Stated goal ▸
Output all the data exactly. Pictures do not belong in the copy.

Record extracts ▸

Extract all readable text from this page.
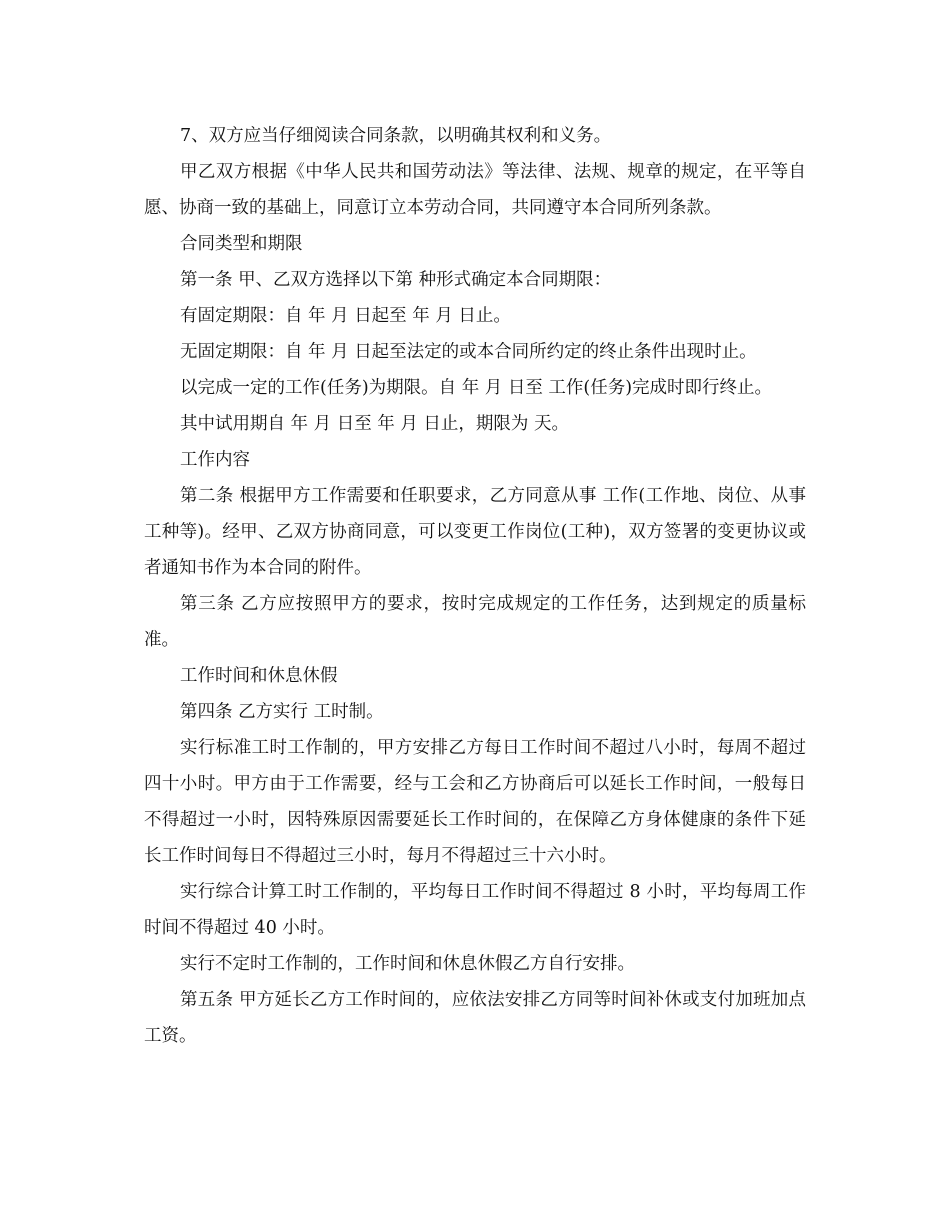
7、双方应当仔细阅读合同条款，以明确其权利和义务。

甲乙双方根据《中华人民共和国劳动法》等法律、法规、规章的规定，在平等自愿、协商一致的基础上，同意订立本劳动合同，共同遵守本合同所列条款。

合同类型和期限

第一条 甲、乙双方选择以下第 种形式确定本合同期限：

有固定期限：自 年 月 日起至 年 月 日止。

无固定期限：自 年 月 日起至法定的或本合同所约定的终止条件出现时止。

以完成一定的工作(任务)为期限。自 年 月 日至 工作(任务)完成时即行终止。

其中试用期自 年 月 日至 年 月 日止，期限为 天。

工作内容

第二条 根据甲方工作需要和任职要求，乙方同意从事 工作(工作地、岗位、从事工种等)。经甲、乙双方协商同意，可以变更工作岗位(工种)，双方签署的变更协议或者通知书作为本合同的附件。

第三条 乙方应按照甲方的要求，按时完成规定的工作任务，达到规定的质量标准。

工作时间和休息休假

第四条 乙方实行 工时制。

实行标准工时工作制的，甲方安排乙方每日工作时间不超过八小时，每周不超过四十小时。甲方由于工作需要，经与工会和乙方协商后可以延长工作时间，一般每日不得超过一小时，因特殊原因需要延长工作时间的，在保障乙方身体健康的条件下延长工作时间每日不得超过三小时，每月不得超过三十六小时。

实行综合计算工时工作制的，平均每日工作时间不得超过 8 小时，平均每周工作时间不得超过 40 小时。

实行不定时工作制的，工作时间和休息休假乙方自行安排。

第五条 甲方延长乙方工作时间的，应依法安排乙方同等时间补休或支付加班加点工资。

In response ▸
Extract all readable text from this page.
7、双方应当仔细阅读合同条款，以明确其权利和义务。

甲乙双方根据《中华人民共和国劳动法》等法律、法规、规章的规定，在平等自愿、协商一致的基础上，同意订立本劳动合同，共同遵守本合同所列条款。

合同类型和期限

第一条 甲、乙双方选择以下第 种形式确定本合同期限：

有固定期限：自 年 月 日起至 年 月 日止。

无固定期限：自 年 月 日起至法定的或本合同所约定的终止条件出现时止。

以完成一定的工作(任务)为期限。自 年 月 日至 工作(任务)完成时即行终止。

其中试用期自 年 月 日至 年 月 日止，期限为 天。

工作内容

第二条 根据甲方工作需要和任职要求，乙方同意从事 工作(工作地、岗位、从事工种等)。经甲、乙双方协商同意，可以变更工作岗位(工种)，双方签署的变更协议或者通知书作为本合同的附件。

第三条 乙方应按照甲方的要求，按时完成规定的工作任务，达到规定的质量标准。

工作时间和休息休假

第四条 乙方实行 工时制。

实行标准工时工作制的，甲方安排乙方每日工作时间不超过八小时，每周不超过四十小时。甲方由于工作需要，经与工会和乙方协商后可以延长工作时间，一般每日不得超过一小时，因特殊原因需要延长工作时间的，在保障乙方身体健康的条件下延长工作时间每日不得超过三小时，每月不得超过三十六小时。

实行综合计算工时工作制的，平均每日工作时间不得超过 8 小时，平均每周工作时间不得超过 40 小时。

实行不定时工作制的，工作时间和休息休假乙方自行安排。

第五条 甲方延长乙方工作时间的，应依法安排乙方同等时间补休或支付加班加点工资。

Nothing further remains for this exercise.